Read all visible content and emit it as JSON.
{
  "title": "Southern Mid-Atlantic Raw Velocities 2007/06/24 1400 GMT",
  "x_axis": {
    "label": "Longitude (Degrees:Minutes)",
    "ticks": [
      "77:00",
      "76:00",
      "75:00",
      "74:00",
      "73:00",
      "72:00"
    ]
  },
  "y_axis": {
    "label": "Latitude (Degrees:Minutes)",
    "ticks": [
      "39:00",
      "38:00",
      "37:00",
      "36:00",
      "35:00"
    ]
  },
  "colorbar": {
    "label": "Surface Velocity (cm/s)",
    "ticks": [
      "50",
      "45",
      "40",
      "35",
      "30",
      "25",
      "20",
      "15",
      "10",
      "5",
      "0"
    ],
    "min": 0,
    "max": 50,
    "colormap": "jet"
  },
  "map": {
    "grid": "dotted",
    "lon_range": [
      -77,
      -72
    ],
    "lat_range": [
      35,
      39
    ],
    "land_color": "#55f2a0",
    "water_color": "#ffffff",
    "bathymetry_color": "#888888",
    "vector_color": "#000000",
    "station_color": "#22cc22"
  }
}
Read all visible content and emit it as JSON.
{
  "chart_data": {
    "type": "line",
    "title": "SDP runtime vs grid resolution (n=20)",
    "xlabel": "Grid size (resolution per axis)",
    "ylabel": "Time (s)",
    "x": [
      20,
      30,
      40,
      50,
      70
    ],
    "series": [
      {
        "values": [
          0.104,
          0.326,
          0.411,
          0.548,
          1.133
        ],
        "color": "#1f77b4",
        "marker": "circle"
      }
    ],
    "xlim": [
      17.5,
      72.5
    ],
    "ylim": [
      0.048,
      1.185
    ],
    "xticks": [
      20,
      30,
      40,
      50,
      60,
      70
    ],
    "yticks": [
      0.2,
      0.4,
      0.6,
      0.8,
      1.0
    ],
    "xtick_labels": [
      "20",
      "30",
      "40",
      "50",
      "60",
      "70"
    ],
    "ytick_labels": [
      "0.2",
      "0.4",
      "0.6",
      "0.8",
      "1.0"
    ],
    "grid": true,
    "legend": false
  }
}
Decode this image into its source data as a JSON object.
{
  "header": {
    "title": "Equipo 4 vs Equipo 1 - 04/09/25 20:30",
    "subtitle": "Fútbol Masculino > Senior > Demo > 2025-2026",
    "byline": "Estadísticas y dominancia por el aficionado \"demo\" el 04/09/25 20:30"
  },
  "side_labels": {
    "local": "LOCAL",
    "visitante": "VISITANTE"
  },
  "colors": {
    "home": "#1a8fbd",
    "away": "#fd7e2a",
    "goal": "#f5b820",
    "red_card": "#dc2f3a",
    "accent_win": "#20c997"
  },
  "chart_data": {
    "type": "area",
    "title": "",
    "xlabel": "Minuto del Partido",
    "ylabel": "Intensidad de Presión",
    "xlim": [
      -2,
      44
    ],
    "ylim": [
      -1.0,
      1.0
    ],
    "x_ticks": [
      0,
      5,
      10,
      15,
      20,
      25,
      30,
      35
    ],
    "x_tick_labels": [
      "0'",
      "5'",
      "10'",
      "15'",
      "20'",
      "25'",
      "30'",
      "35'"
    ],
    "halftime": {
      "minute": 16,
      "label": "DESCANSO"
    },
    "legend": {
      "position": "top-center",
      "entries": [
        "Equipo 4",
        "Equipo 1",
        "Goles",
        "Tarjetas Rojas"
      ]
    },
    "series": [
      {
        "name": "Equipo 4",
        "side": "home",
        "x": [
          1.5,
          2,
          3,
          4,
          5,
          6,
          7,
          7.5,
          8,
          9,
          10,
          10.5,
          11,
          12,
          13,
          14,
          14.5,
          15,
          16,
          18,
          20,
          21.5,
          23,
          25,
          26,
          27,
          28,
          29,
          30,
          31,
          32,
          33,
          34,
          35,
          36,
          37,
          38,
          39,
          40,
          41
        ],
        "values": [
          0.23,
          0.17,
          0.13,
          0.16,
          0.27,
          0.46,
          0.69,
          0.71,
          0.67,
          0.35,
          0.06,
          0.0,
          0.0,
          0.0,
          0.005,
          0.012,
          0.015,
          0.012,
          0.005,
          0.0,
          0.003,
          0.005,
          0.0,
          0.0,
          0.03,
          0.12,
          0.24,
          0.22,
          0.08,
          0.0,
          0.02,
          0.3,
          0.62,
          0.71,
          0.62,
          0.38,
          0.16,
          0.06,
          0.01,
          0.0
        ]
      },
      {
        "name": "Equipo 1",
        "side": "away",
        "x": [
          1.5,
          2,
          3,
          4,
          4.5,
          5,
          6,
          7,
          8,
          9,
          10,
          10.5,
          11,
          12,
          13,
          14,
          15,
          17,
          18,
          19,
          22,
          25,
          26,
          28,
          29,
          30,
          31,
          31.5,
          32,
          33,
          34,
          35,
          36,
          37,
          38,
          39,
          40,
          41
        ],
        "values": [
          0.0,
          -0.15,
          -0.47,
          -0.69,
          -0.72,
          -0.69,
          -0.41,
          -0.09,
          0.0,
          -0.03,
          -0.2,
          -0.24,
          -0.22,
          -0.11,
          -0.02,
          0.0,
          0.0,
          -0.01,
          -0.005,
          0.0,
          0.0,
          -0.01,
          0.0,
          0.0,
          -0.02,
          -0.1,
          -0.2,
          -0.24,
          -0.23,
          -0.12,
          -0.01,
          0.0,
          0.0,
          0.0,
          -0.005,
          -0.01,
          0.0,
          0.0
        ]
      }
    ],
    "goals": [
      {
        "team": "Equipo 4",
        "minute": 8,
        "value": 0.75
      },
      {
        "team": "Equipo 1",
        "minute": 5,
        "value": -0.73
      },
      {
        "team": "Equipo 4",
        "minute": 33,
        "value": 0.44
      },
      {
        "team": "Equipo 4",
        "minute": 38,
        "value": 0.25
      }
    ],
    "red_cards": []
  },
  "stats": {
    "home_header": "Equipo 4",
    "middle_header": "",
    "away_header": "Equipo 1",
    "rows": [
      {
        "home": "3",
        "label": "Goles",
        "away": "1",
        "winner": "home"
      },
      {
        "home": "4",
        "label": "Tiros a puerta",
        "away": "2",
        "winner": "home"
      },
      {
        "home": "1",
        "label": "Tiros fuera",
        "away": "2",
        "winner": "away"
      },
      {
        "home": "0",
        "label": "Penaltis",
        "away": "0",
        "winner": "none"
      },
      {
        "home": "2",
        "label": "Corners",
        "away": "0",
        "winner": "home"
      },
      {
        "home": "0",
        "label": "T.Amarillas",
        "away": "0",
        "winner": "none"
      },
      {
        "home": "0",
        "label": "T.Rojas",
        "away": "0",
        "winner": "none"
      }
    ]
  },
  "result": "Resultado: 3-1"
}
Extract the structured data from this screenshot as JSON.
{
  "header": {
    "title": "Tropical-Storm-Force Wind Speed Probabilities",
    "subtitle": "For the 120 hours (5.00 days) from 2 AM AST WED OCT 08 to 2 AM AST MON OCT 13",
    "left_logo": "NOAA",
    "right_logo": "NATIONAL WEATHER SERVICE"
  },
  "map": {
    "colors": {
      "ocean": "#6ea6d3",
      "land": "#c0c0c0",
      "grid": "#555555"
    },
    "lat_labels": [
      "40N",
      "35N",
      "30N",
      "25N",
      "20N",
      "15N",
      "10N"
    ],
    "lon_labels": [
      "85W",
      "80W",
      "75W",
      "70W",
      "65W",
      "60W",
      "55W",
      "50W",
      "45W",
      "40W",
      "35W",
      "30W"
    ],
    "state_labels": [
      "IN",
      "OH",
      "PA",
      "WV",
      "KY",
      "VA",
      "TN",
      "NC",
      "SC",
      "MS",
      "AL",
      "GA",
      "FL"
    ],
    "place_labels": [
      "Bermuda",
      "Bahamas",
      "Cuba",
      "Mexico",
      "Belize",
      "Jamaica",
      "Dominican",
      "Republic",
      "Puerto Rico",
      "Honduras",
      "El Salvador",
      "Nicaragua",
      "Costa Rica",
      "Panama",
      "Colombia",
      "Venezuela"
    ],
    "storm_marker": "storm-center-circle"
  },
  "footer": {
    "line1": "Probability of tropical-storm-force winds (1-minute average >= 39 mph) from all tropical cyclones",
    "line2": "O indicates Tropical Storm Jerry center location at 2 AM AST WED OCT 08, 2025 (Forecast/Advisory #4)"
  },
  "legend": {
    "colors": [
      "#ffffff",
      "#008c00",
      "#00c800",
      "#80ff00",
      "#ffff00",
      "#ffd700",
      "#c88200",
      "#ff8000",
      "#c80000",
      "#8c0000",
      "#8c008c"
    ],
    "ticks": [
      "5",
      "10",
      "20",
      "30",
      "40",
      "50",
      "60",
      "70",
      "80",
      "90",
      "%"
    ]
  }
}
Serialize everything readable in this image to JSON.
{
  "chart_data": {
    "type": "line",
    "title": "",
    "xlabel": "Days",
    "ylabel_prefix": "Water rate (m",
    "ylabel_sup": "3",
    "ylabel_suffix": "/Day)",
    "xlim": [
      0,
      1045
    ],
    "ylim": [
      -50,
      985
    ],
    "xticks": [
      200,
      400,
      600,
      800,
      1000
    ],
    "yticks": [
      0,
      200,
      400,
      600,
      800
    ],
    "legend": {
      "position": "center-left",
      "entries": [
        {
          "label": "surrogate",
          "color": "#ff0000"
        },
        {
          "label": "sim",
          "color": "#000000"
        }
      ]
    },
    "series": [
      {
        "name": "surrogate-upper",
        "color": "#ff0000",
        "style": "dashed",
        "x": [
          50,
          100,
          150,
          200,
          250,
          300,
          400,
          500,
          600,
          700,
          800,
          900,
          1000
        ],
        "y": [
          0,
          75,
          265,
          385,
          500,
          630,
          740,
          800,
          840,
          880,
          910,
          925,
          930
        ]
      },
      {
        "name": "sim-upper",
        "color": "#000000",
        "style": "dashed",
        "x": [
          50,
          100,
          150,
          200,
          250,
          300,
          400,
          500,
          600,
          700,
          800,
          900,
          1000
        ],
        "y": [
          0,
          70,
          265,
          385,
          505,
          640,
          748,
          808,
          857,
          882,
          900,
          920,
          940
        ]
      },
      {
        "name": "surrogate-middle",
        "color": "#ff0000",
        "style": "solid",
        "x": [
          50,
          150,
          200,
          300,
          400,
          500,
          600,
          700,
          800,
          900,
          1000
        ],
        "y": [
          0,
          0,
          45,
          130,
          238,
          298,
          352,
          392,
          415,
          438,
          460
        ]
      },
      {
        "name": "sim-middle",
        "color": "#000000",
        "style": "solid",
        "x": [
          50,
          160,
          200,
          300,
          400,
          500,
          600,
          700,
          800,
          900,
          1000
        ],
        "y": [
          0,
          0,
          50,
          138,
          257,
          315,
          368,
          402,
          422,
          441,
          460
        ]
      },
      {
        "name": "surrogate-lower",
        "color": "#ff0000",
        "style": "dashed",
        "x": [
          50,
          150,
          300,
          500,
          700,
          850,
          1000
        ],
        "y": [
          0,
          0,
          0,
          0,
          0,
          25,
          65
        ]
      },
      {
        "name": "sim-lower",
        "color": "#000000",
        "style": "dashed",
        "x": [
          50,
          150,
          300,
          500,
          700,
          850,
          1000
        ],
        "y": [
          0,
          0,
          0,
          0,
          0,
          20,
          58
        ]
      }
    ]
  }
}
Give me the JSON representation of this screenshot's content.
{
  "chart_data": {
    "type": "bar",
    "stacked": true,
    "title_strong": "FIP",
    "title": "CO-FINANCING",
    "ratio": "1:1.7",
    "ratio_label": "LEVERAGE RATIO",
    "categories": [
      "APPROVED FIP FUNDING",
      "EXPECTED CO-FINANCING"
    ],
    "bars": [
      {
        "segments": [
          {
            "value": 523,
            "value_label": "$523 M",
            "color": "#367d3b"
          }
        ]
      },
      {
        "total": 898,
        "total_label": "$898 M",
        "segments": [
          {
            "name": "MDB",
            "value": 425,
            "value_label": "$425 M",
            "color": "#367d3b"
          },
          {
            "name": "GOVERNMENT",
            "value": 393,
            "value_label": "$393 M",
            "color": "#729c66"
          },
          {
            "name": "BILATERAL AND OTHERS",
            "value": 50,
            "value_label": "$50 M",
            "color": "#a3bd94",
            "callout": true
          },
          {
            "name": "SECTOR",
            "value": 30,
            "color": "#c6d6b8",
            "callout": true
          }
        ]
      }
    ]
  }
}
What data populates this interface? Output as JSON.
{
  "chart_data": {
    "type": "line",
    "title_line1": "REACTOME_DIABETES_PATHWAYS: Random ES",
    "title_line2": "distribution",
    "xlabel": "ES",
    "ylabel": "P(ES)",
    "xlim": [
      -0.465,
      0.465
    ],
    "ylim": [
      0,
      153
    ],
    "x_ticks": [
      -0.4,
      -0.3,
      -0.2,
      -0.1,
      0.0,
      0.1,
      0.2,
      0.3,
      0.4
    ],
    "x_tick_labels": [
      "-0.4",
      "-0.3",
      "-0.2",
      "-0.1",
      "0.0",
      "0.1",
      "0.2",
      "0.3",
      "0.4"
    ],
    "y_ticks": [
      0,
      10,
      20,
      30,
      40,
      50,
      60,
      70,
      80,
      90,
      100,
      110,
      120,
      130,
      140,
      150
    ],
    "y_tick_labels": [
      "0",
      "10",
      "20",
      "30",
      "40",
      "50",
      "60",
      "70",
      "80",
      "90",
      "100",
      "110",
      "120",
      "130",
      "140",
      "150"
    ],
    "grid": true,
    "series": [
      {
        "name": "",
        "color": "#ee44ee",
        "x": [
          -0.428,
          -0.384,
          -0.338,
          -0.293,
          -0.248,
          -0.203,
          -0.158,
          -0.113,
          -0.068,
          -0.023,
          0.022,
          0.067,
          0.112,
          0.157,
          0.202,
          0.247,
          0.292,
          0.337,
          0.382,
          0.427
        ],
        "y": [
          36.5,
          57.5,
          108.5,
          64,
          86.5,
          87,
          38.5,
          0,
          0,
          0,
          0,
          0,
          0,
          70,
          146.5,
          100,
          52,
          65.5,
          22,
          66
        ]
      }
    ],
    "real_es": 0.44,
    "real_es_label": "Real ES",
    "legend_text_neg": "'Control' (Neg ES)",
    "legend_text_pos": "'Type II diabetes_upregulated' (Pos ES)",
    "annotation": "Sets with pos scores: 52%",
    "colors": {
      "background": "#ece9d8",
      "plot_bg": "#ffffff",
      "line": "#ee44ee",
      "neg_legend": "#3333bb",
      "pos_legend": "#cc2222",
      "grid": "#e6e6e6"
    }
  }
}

··········

TASK DIRECTIONS
From the data above, copy each line where the string "upper" appears.

RESPONSE BELOW
        "name": "surrogate-upper",
        "name": "sim-upper",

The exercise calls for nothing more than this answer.